[What this task involves]
Please edit the passage on health equity in Chicago from "In Chicago there" to "otherwise be there.", changing "hospitals" to "clinics".

[Selected text]
%%

In Chicago there are many community-based organizations and health care providers that are creating initiatives to address some of the socioeconomic inequities. For example, some hospitals have taken a more strategic approach to hiring in order to offer economic opportunities to disadvantaged people from within the communities they serve.

CDPH does not have any control over housing or economic decisions; however, there is a lot of opportunity to ask, “What are potential health impacts?” and “How can we take that lens and use it to create healthier environments?” every time we develop new policies. It is important to consider public health implications in all policy decisions. Working on equity will not hold us back, it is just about making space to have a different kind of conversation to make sure that there are voices at the table that might not otherwise be there.

How do we think about integration more? We should always start with defining our goals. If a goal has been set without a health equity lens, see how you can bring that lens in without disrupting work. One example of this is food. Chicago itself does a lot of contracting and purchasing of food, and of course we have to continue doing that. However, we can also choose to buy food in a way that is more local, supporting the city and regional food industry structure and driving development in healthy ways. Several agencies have done a lot of work to do more of this.

In terms of technology innovation and design, you should have serious conversations with the people that will be using the technology to determine how it will fit into other existing structures. Rather than having preconceived notions, really listen to see what will help those you are trying to assist. There is a gap between people who need care and connecting to them and using technology could fix this gap.

%%

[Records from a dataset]

%%

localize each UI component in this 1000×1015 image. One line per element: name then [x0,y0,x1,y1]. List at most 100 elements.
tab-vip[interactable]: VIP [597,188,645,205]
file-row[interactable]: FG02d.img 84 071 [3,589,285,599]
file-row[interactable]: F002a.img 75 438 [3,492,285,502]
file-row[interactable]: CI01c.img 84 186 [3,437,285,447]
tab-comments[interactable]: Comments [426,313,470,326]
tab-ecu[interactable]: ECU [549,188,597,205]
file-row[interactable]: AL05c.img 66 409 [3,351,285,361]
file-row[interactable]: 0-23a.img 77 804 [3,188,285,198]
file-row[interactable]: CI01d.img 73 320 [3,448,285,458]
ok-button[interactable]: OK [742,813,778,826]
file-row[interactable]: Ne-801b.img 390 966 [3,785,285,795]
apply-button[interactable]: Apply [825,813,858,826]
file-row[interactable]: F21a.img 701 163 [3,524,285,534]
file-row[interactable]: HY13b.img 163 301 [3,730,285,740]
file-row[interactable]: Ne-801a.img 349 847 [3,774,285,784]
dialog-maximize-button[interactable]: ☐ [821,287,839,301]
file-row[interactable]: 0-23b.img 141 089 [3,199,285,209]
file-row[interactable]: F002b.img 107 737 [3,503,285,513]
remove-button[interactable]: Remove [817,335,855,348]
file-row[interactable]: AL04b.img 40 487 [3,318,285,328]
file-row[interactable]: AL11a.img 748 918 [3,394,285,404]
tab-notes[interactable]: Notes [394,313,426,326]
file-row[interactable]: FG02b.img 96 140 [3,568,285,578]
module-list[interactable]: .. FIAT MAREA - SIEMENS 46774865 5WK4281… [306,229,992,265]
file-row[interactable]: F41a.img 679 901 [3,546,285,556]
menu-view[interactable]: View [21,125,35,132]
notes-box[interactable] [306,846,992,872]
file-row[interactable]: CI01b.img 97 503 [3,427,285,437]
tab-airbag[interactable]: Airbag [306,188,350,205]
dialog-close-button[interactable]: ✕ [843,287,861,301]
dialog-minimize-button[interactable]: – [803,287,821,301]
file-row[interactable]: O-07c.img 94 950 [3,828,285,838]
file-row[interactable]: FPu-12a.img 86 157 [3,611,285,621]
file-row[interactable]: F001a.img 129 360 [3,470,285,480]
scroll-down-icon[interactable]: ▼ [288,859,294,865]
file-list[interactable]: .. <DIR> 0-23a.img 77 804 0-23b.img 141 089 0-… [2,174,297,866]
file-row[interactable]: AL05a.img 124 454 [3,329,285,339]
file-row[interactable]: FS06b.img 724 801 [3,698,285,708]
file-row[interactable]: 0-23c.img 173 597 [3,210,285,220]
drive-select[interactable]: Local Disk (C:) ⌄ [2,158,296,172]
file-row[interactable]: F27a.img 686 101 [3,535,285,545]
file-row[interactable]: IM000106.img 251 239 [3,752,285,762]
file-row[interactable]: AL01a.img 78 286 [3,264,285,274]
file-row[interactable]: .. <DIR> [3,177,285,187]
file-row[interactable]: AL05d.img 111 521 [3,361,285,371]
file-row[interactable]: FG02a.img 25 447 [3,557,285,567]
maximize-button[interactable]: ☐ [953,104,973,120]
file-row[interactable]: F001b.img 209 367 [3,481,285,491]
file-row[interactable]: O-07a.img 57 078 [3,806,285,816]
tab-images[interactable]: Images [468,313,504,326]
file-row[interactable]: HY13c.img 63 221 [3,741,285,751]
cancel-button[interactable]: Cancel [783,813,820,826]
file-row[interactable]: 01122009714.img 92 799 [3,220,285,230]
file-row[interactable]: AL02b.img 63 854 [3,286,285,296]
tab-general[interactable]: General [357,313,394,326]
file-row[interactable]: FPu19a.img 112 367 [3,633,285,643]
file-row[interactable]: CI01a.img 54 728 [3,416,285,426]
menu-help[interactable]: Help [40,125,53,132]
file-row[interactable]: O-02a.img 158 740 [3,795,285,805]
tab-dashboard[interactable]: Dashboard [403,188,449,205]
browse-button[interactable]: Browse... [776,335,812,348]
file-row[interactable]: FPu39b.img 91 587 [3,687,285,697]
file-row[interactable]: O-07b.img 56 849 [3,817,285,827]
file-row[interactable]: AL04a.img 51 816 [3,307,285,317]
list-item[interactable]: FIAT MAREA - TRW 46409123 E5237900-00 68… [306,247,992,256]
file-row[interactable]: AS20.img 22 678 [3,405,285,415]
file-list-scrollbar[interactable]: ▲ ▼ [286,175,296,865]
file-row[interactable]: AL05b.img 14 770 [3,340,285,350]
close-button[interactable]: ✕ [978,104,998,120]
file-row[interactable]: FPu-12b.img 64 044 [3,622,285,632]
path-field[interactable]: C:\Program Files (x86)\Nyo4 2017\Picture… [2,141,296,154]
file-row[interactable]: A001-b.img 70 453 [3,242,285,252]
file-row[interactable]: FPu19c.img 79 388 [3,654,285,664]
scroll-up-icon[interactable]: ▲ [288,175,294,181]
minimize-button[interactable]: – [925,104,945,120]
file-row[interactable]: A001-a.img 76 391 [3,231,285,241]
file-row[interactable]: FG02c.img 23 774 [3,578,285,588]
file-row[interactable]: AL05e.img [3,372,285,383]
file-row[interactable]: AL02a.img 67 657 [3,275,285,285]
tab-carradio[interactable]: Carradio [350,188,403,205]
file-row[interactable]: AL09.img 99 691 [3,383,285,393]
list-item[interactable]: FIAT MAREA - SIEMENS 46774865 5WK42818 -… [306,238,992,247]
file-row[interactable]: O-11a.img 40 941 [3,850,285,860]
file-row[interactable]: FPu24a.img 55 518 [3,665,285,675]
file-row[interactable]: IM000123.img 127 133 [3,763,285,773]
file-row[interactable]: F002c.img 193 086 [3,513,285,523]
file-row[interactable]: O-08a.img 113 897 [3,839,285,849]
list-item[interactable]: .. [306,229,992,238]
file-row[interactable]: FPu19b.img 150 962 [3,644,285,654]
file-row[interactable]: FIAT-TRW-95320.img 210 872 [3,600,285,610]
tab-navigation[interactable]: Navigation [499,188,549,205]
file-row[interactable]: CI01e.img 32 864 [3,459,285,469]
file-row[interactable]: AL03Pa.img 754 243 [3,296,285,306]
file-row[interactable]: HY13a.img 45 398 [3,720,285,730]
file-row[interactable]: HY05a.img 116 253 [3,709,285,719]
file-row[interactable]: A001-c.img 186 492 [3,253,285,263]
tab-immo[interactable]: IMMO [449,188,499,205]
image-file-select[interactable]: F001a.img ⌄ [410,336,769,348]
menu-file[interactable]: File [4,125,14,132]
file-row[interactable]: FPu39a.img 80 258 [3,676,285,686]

%%

[Result]
In Chicago there are many community-based organizations and health care providers that are creating initiatives to address some of the socioeconomic inequities. For example, some clinics have taken a more strategic approach to hiring in order to offer economic opportunities to disadvantaged people from within the communities they serve.

CDPH does not have any control over housing or economic decisions; however, there is a lot of opportunity to ask, “What are potential health impacts?” and “How can we take that lens and use it to create healthier environments?” every time we develop new policies. It is important to consider public health implications in all policy decisions. Working on equity will not hold us back, it is just about making space to have a different kind of conversation to make sure that there are voices at the table that might not otherwise be there.